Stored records
-- START --
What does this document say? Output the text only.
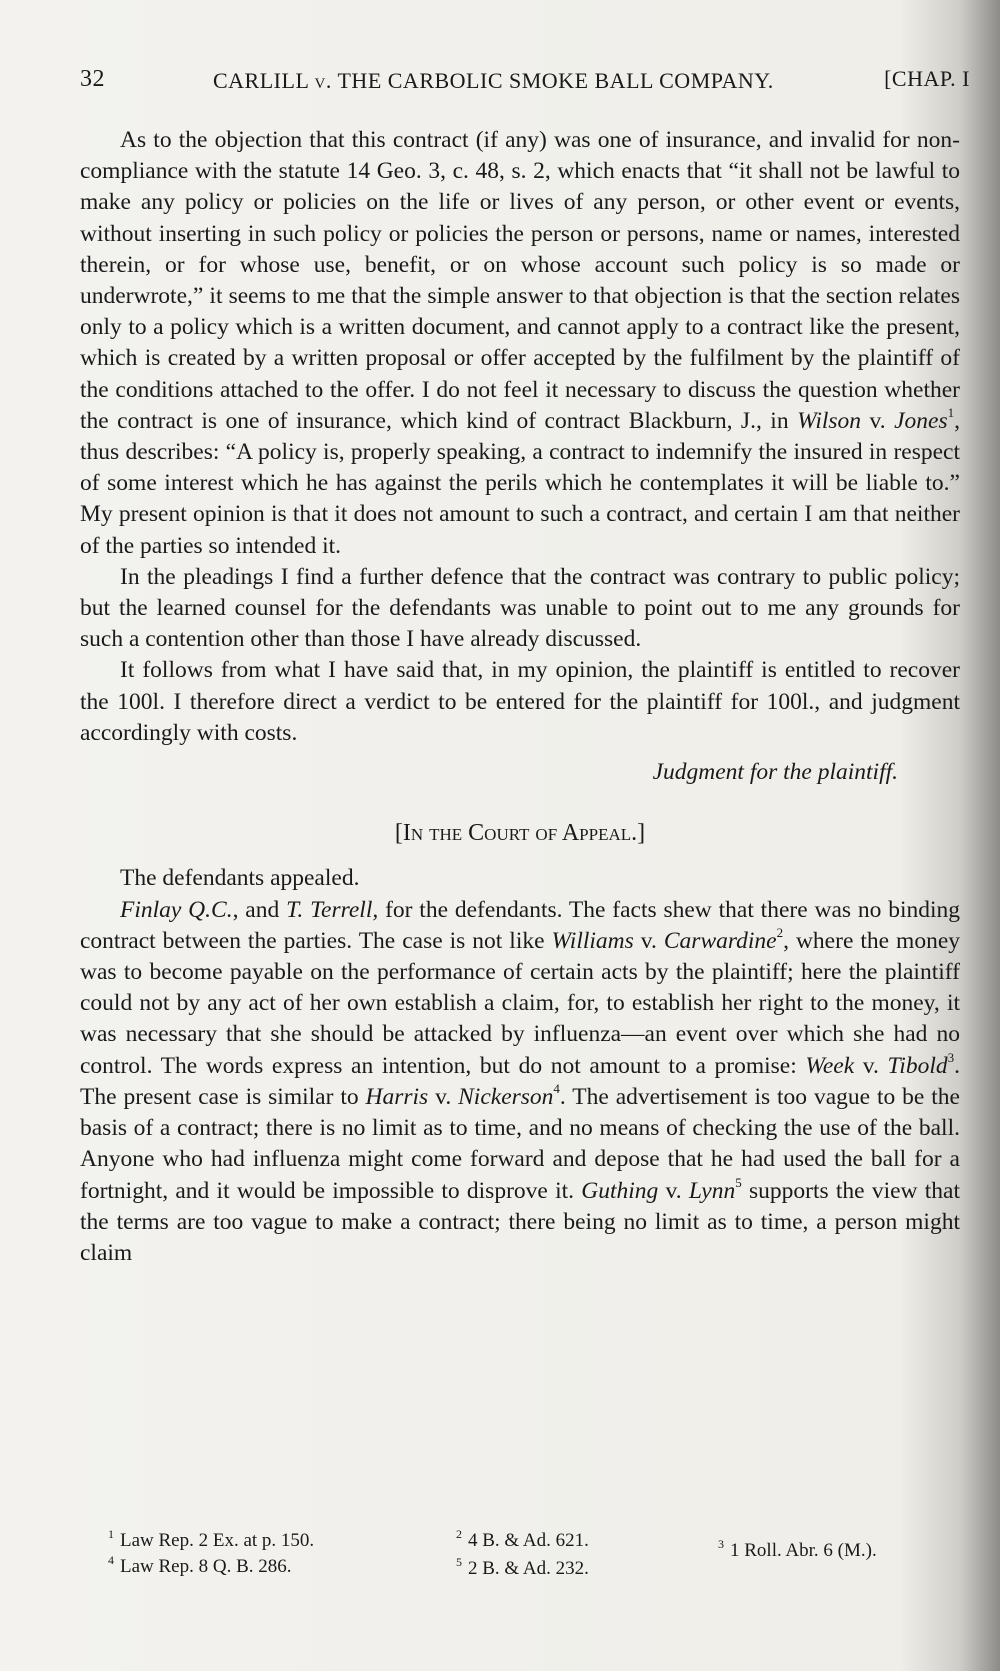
32	CARLILL v. THE CARBOLIC SMOKE BALL COMPANY.	[CHAP. I

As to the objection that this contract (if any) was one of insurance, and invalid for non-compliance with the statute 14 Geo. 3, c. 48, s. 2, which enacts that “it shall not be lawful to make any policy or policies on the life or lives of any person, or other event or events, without inserting in such policy or policies the person or persons, name or names, interested therein, or for whose use, benefit, or on whose account such policy is so made or underwrote,” it seems to me that the simple answer to that objection is that the section relates only to a policy which is a written document, and cannot apply to a contract like the present, which is created by a written proposal or offer accepted by the fulfilment by the plaintiff of the conditions attached to the offer. I do not feel it necessary to discuss the question whether the contract is one of insurance, which kind of contract Blackburn, J., in Wilson v. Jones$^1$, thus describes: “A policy is, properly speaking, a contract to indemnify the insured in respect of some interest which he has against the perils which he contemplates it will be liable to.” My present opinion is that it does not amount to such a contract, and certain I am that neither of the parties so intended it.

In the pleadings I find a further defence that the contract was contrary to public policy; but the learned counsel for the defendants was unable to point out to me any grounds for such a contention other than those I have already discussed.

It follows from what I have said that, in my opinion, the plaintiff is entitled to recover the 100l. I therefore direct a verdict to be entered for the plaintiff for 100l., and judgment accordingly with costs.

Judgment for the plaintiff.
[In the Court of Appeal.]

The defendants appealed.

Finlay Q.C., and T. Terrell, for the defendants. The facts shew that there was no binding contract between the parties. The case is not like Williams v. Carwardine$^2$, where the money was to become payable on the performance of certain acts by the plaintiff; here the plaintiff could not by any act of her own establish a claim, for, to establish her right to the money, it was necessary that she should be attacked by influenza—an event over which she had no control. The words express an intention, but do not amount to a promise: Week v. Tibold$^3$. The present case is similar to Harris v. Nickerson$^4$. The advertisement is too vague to be the basis of a contract; there is no limit as to time, and no means of checking the use of the ball. Anyone who had influenza might come forward and depose that he had used the ball for a fortnight, and it would be impossible to disprove it. Guthing v. Lynn$^5$ supports the view that the terms are too vague to make a contract; there being no limit as to time, a person might claim

$^1$ Law Rep. 2 Ex. at p. 150.	$^2$ 4 B. & Ad. 621.	$^3$ 1 Roll. Abr. 6 (M.).
$^4$ Law Rep. 8 Q. B. 286.	$^5$ 2 B. & Ad. 232.
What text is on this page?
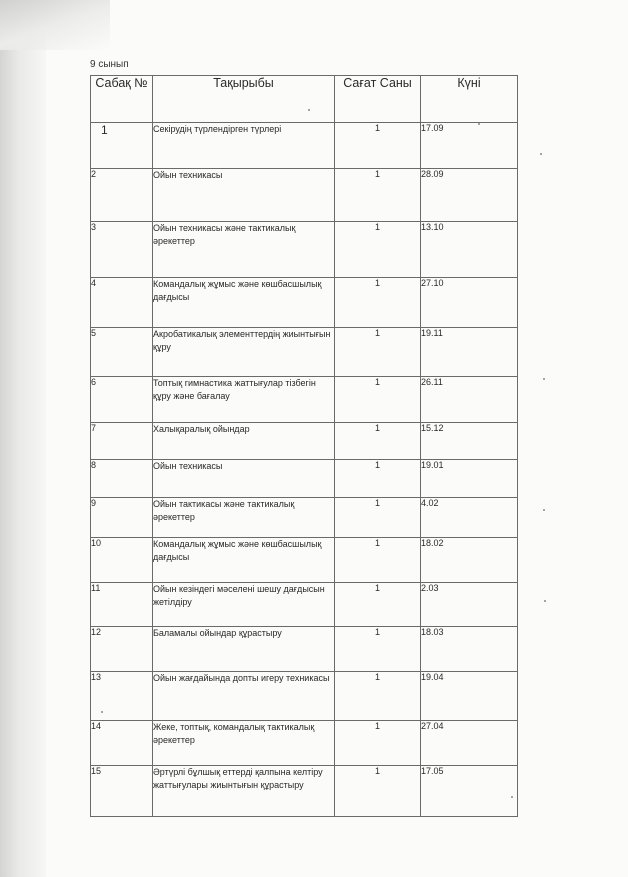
9 сынып
Сабақ №	Тақырыбы	Сағат Саны	Күні
1	Секірудің түрлендірген түрлері	1	17.09
2	Ойын техникасы	1	28.09
3	Ойын техникасы және тактикалық әрекеттер	1	13.10
4	Командалық жұмыс және көшбасшылық дағдысы	1	27.10
5	Акробатикалық элементтердің жиынтығын құру	1	19.11
6	Топтық гимнастика жаттығулар тізбегін құру және бағалау	1	26.11
7	Халықаралық ойындар	1	15.12
8	Ойын техникасы	1	19.01
9	Ойын тактикасы және тактикалық әрекеттер	1	4.02
10	Командалық жұмыс және көшбасшылық дағдысы	1	18.02
11	Ойын кезіндегі мәселені шешу дағдысын жетілдіру	1	2.03
12	Баламалы ойындар құрастыру	1	18.03
13	Ойын жағдайында допты игеру техникасы	1	19.04
14	Жеке, топтық, командалық тактикалық әрекеттер	1	27.04
15	Әртүрлі бұлшық еттерді қалпына келтіру жаттығулары жиынтығын құрастыру	1	17.05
-- END --
Task prompt - Using the records above, gather all lines where the string "this" is present.

Result below -
What does this document say? Output the text only.
As to the objection that this contract (if any) was one of insurance, and invalid for non-compliance with the statute 14 Geo. 3, c. 48, s. 2, which enacts that “it shall not be lawful to make any policy or policies on the life or lives of any person, or other event or events, without inserting in such policy or policies the person or persons, name or names, interested therein, or for whose use, benefit, or on whose account such policy is so made or underwrote,” it seems to me that the simple answer to that objection is that the section relates only to a policy which is a written document, and cannot apply to a contract like the present, which is created by a written proposal or offer accepted by the fulfilment by the plaintiff of the conditions attached to the offer. I do not feel it necessary to discuss the question whether the contract is one of insurance, which kind of contract Blackburn, J., in Wilson v. Jones$^1$, thus describes: “A policy is, properly speaking, a contract to indemnify the insured in respect of some interest which he has against the perils which he contemplates it will be liable to.” My present opinion is that it does not amount to such a contract, and certain I am that neither of the parties so intended it.
What text is on this page?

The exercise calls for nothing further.